Short problem:
Select lines where the word "dierum" appears.

Records from a dataset:
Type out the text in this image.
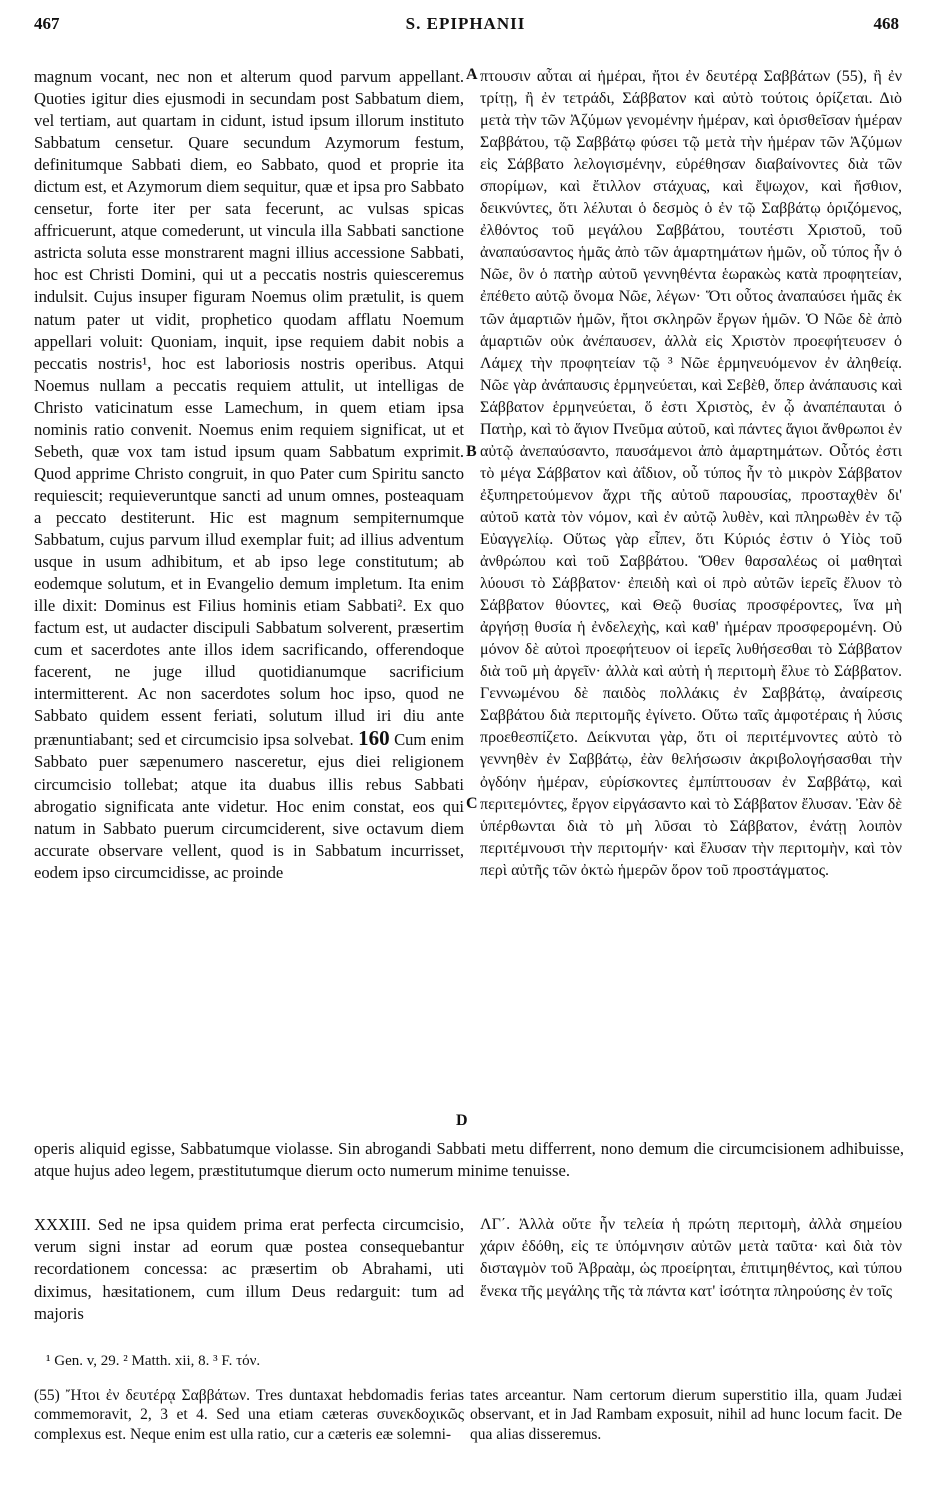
467	S. EPIPHANII	468
A
B
C
D

magnum vocant, nec non et alterum quod parvum appellant. Quoties igitur dies ejusmodi in secundam post Sabbatum diem, vel tertiam, aut quartam in cidunt, istud ipsum illorum instituto Sabbatum censetur. Quare secundum Azymorum festum, definitumque Sabbati diem, eo Sabbato, quod et proprie ita dictum est, et Azymorum diem sequitur, quæ et ipsa pro Sabbato censetur, forte iter per sata fecerunt, ac vulsas spicas affricuerunt, atque comederunt, ut vincula illa Sabbati sanctione astricta soluta esse monstrarent magni illius accessione Sabbati, hoc est Christi Domini, qui ut a peccatis nostris quiesceremus indulsit. Cujus insuper figuram Noemus olim prætulit, is quem natum pater ut vidit, prophetico quodam afflatu Noemum appellari voluit: Quoniam, inquit, ipse requiem dabit nobis a peccatis nostris¹, hoc est laboriosis nostris operibus. Atqui Noemus nullam a peccatis requiem attulit, ut intelligas de Christo vaticinatum esse Lamechum, in quem etiam ipsa nominis ratio convenit. Noemus enim requiem significat, ut et Sebeth, quæ vox tam istud ipsum quam Sabbatum exprimit. Quod apprime Christo congruit, in quo Pater cum Spiritu sancto requiescit; requieveruntque sancti ad unum omnes, posteaquam a peccato destiterunt. Hic est magnum sempiternumque Sabbatum, cujus parvum illud exemplar fuit; ad illius adventum usque in usum adhibitum, et ab ipso lege constitutum; ab eodemque solutum, et in Evangelio demum impletum. Ita enim ille dixit: Dominus est Filius hominis etiam Sabbati². Ex quo factum est, ut audacter discipuli Sabbatum solverent, præsertim cum et sacerdotes ante illos idem sacrificando, offerendoque facerent, ne juge illud quotidianumque sacrificium intermitterent. Ac non sacerdotes solum hoc ipso, quod ne Sabbato quidem essent feriati, solutum illud iri diu ante prænuntiabant; sed et circumcisio ipsa solvebat. 160 Cum enim Sabbato puer sæpenumero nasceretur, ejus diei religionem circumcisio tollebat; atque ita duabus illis rebus Sabbati abrogatio significata ante videtur. Hoc enim constat, eos qui natum in Sabbato puerum circumciderent, sive octavum diem accurate observare vellent, quod is in Sabbatum incurrisset, eodem ipso circumcidisse, ac proinde

πτουσιν αὗται αἱ ἡμέραι, ἤτοι ἐν δευτέρᾳ Σαββάτων (55), ἢ ἐν τρίτῃ, ἢ ἐν τετράδι, Σάββατον καὶ αὐτὸ τούτοις ὁρίζεται. Διὸ μετὰ τὴν τῶν Ἀζύμων γενομένην ἡμέραν, καὶ ὁρισθεῖσαν ἡμέραν Σαββάτου, τῷ Σαββάτῳ φύσει τῷ μετὰ τὴν ἡμέραν τῶν Ἀζύμων εἰς Σάββατο λελογισμένην, εὑρέθησαν διαβαίνοντες διὰ τῶν σπορίμων, καὶ ἔτιλλον στάχυας, καὶ ἔψωχον, καὶ ἤσθιον, δεικνύντες, ὅτι λέλυται ὁ δεσμὸς ὁ ἐν τῷ Σαββάτῳ ὁριζόμενος, ἐλθόντος τοῦ μεγάλου Σαββάτου, τουτέστι Χριστοῦ, τοῦ ἀναπαύσαντος ἡμᾶς ἀπὸ τῶν ἁμαρτημάτων ἡμῶν, οὗ τύπος ἦν ὁ Νῶε, ὃν ὁ πατὴρ αὐτοῦ γεννηθέντα ἑωρακὼς κατὰ προφητείαν, ἐπέθετο αὐτῷ ὄνομα Νῶε, λέγων· Ὅτι οὗτος ἀναπαύσει ἡμᾶς ἐκ τῶν ἁμαρτιῶν ἡμῶν, ἤτοι σκληρῶν ἔργων ἡμῶν. Ὁ Νῶε δὲ ἀπὸ ἁμαρτιῶν οὐκ ἀνέπαυσεν, ἀλλὰ εἰς Χριστὸν προεφήτευσεν ὁ Λάμεχ τὴν προφητείαν τῷ ³ Νῶε ἑρμηνευόμενον ἐν ἀληθείᾳ. Νῶε γὰρ ἀνάπαυσις ἑρμηνεύεται, καὶ Σεβὲθ, ὅπερ ἀνάπαυσις καὶ Σάββατον ἑρμηνεύεται, ὅ ἐστι Χριστὸς, ἐν ᾧ ἀναπέπαυται ὁ Πατὴρ, καὶ τὸ ἅγιον Πνεῦμα αὐτοῦ, καὶ πάντες ἅγιοι ἄνθρωποι ἐν αὐτῷ ἀνεπαύσαντο, παυσάμενοι ἀπὸ ἁμαρτημάτων. Οὗτός ἐστι τὸ μέγα Σάββατον καὶ ἀΐδιον, οὗ τύπος ἦν τὸ μικρὸν Σάββατον ἐξυπηρετούμενον ἄχρι τῆς αὐτοῦ παρουσίας, προσταχθὲν δι' αὐτοῦ κατὰ τὸν νόμον, καὶ ἐν αὐτῷ λυθὲν, καὶ πληρωθὲν ἐν τῷ Εὐαγγελίῳ. Οὕτως γὰρ εἶπεν, ὅτι Κύριός ἐστιν ὁ Υἱὸς τοῦ ἀνθρώπου καὶ τοῦ Σαββάτου. Ὅθεν θαρσαλέως οἱ μαθηταὶ λύουσι τὸ Σάββατον· ἐπειδὴ καὶ οἱ πρὸ αὐτῶν ἱερεῖς ἔλυον τὸ Σάββατον θύοντες, καὶ Θεῷ θυσίας προσφέροντες, ἵνα μὴ ἀργήσῃ θυσία ἡ ἐνδελεχὴς, καὶ καθ' ἡμέραν προσφερομένη. Οὐ μόνον δὲ αὐτοὶ προεφήτευον οἱ ἱερεῖς λυθήσεσθαι τὸ Σάββατον διὰ τοῦ μὴ ἀργεῖν· ἀλλὰ καὶ αὐτὴ ἡ περιτομὴ ἔλυε τὸ Σάββατον. Γεννωμένου δὲ παιδὸς πολλάκις ἐν Σαββάτῳ, ἀναίρεσις Σαββάτου διὰ περιτομῆς ἐγίνετο. Οὕτω ταῖς ἀμφοτέραις ἡ λύσις προεθεσπίζετο. Δείκνυται γὰρ, ὅτι οἱ περιτέμνοντες αὐτὸ τὸ γεννηθὲν ἐν Σαββάτῳ, ἐὰν θελήσωσιν ἀκριβολογήσασθαι τὴν ὀγδόην ἡμέραν, εὑρίσκοντες ἐμπίπτουσαν ἐν Σαββάτῳ, καὶ περιτεμόντες, ἔργον εἰργάσαντο καὶ τὸ Σάββατον ἔλυσαν. Ἐὰν δὲ ὑπέρθωνται διὰ τὸ μὴ λῦσαι τὸ Σάββατον, ἐνάτῃ λοιπὸν περιτέμνουσι τὴν περιτομήν· καὶ ἔλυσαν τὴν περιτομὴν, καὶ τὸν περὶ αὐτῆς τῶν ὀκτὼ ἡμερῶν ὅρον τοῦ προστάγματος.

operis aliquid egisse, Sabbatumque violasse. Sin abrogandi Sabbati metu differrent, nono demum die circumcisionem adhibuisse, atque hujus adeo legem, præstitutumque dierum octo numerum minime tenuisse.
XXXIII. Sed ne ipsa quidem prima erat perfecta circumcisio, verum signi instar ad eorum quæ postea consequebantur recordationem concessa: ac præsertim ob Abrahami, uti diximus, hæsitationem, cum illum Deus redarguit: tum ad majoris
ΛΓ΄. Ἀλλὰ οὔτε ἦν τελεία ἡ πρώτη περιτομὴ, ἀλλὰ σημείου χάριν ἐδόθη, εἰς τε ὑπόμνησιν αὐτῶν μετὰ ταῦτα· καὶ διὰ τὸν δισταγμὸν τοῦ Ἀβραὰμ, ὡς προείρηται, ἐπιτιμηθέντος, καὶ τύπου ἕνεκα τῆς μεγάλης τῆς τὰ πάντα κατ' ἰσότητα πληρούσης ἐν τοῖς
¹ Gen. v, 29. ² Matth. xii, 8. ³ F. τόν.
(55) Ἤτοι ἐν δευτέρᾳ Σαββάτων. Tres duntaxat hebdomadis ferias commemoravit, 2, 3 et 4. Sed una etiam cæteras συνεκδοχικῶς complexus est. Neque enim est ulla ratio, cur a cæteris eæ solemni-
tates arceantur. Nam certorum dierum superstitio illa, quam Judæi observant, et in Jad Rambam exposuit, nihil ad hunc locum facit. De qua alias disseremus.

Correct answer:
operis aliquid egisse, Sabbatumque violasse. Sin abrogandi Sabbati metu differrent, nono demum die circumcisionem adhibuisse, atque hujus adeo legem, præstitutumque dierum octo numerum minime tenuisse.
tates arceantur. Nam certorum dierum superstitio illa, quam Judæi observant, et in Jad Rambam exposuit, nihil ad hunc locum facit. De qua alias disseremus.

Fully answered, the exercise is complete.